[Start MATERIAL TO PROCESS]

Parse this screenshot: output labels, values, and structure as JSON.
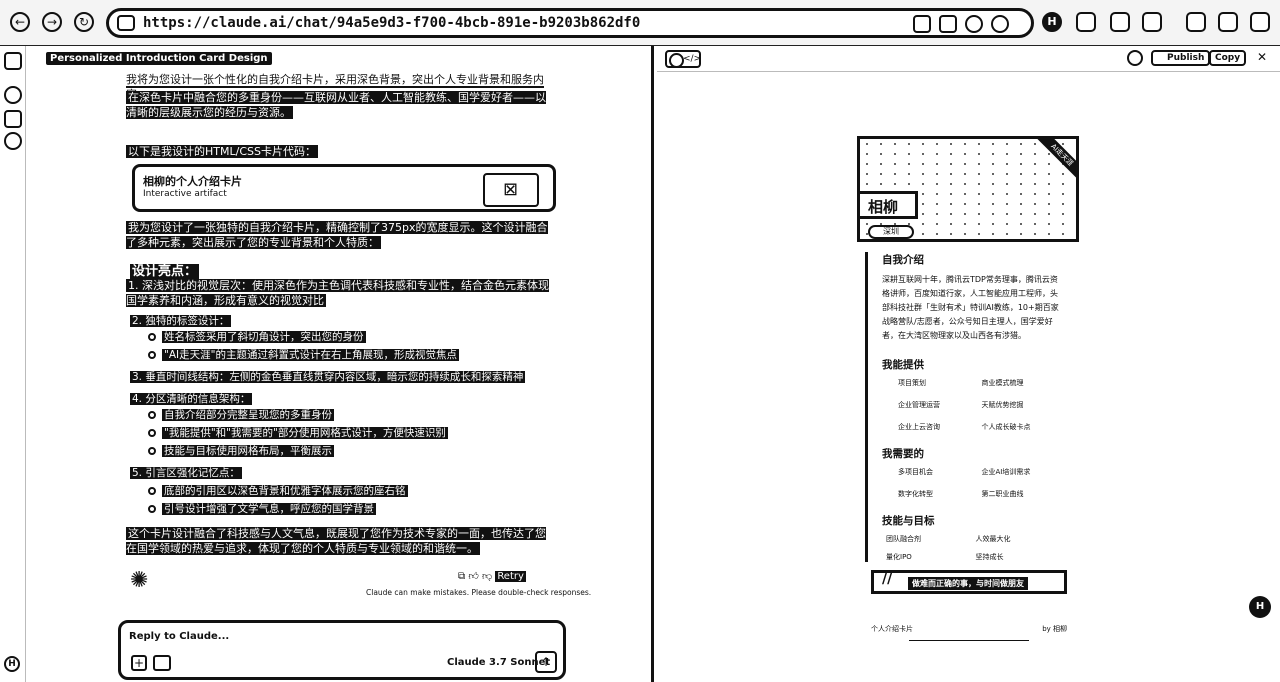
{
  "browser": {
    "url": "https://claude.ai/chat/94a5e9d3-f700-4bcb-891e-b9203b862df0",
    "profile_badge": "H"
  },
  "chat": {
    "title": "Personalized Introduction Card Design",
    "intro_paragraph": "我将为您设计一张个性化的自我介绍卡片，采用深色背景，突出个人专业背景和服务内容。",
    "role_paragraph": "在深色卡片中融合您的多重身份——互联网从业者、人工智能教练、国学爱好者——以清晰的层级展示您的经历与资源。",
    "artifact_intro": "以下是我设计的HTML/CSS卡片代码：",
    "artifact_title": "相柳的个人介绍卡片",
    "artifact_subtitle": "Interactive artifact",
    "after_artifact": "我为您设计了一张独特的自我介绍卡片，精确控制了375px的宽度显示。这个设计融合了多种元素，突出展示了您的专业背景和个人特质：",
    "design_heading": "设计亮点：",
    "points": [
      "1. 深浅对比的视觉层次：使用深色作为主色调代表科技感和专业性，结合金色元素体现国学素养和内涵，形成有意义的视觉对比",
      "2. 独特的标签设计：",
      "3. 垂直时间线结构：左侧的金色垂直线贯穿内容区域，暗示您的持续成长和探索精神",
      "4. 分区清晰的信息架构：",
      "5. 引言区强化记忆点："
    ],
    "sub_points_2": [
      "姓名标签采用了斜切角设计，突出您的身份",
      "\"AI走天涯\"的主题通过斜置式设计在右上角展现，形成视觉焦点"
    ],
    "sub_points_4": [
      "自我介绍部分完整呈现您的多重身份",
      "\"我能提供\"和\"我需要的\"部分使用网格式设计，方便快速识别",
      "技能与目标使用网格布局，平衡展示"
    ],
    "sub_points_5": [
      "底部的引用区以深色背景和优雅字体展示您的座右铭",
      "引号设计增强了文学气息，呼应您的国学背景"
    ],
    "closing_paragraph": "这个卡片设计融合了科技感与人文气息，既展现了您作为技术专家的一面，也传达了您在国学领域的热爱与追求，体现了您的个人特质与专业领域的和谐统一。",
    "actions": {
      "copy": "Copy",
      "retry": "Retry"
    },
    "disclaimer": "Claude can make mistakes. Please double-check responses.",
    "reply_placeholder": "Reply to Claude...",
    "model": "Claude 3.7 Sonnet"
  },
  "preview": {
    "code_tab": "</>",
    "publish": "Publish",
    "copy": "Copy",
    "card": {
      "ribbon": "AI走天涯",
      "name": "相柳",
      "location_tag": "深圳",
      "about_title": "自我介绍",
      "about_text": "深耕互联网十年，腾讯云TDP常务理事，腾讯云资格讲师，百度知道行家，人工智能应用工程师，头部科技社群「生财有术」特训AI教练，10+期百家战略营队/志愿者，公众号知日主理人，国学爱好者，在大湾区物理家以及山西各有涉猎。",
      "offer_title": "我能提供",
      "offer_items": [
        "项目策划",
        "商业模式梳理",
        "企业管理运营",
        "天赋优势挖掘",
        "企业上云咨询",
        "个人成长破卡点"
      ],
      "need_title": "我需要的",
      "need_items": [
        "多项目机会",
        "企业AI培训需求",
        "数字化转型",
        "第二职业曲线"
      ],
      "skills_title": "技能与目标",
      "skills_items": [
        "团队融合剂",
        "人效最大化",
        "量化IPO",
        "坚持成长"
      ],
      "quote": "做难而正确的事，与时间做朋友",
      "footer_left": "个人介绍卡片",
      "footer_right": "by 相柳"
    },
    "help_badge": "H"
  }
}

[End MATERIAL TO PROCESS]

• _WHAT TO WORK ON_: Work out the number of lines above that include the string "AI走天涯" and write only that number.

• _THE RESULT_: 2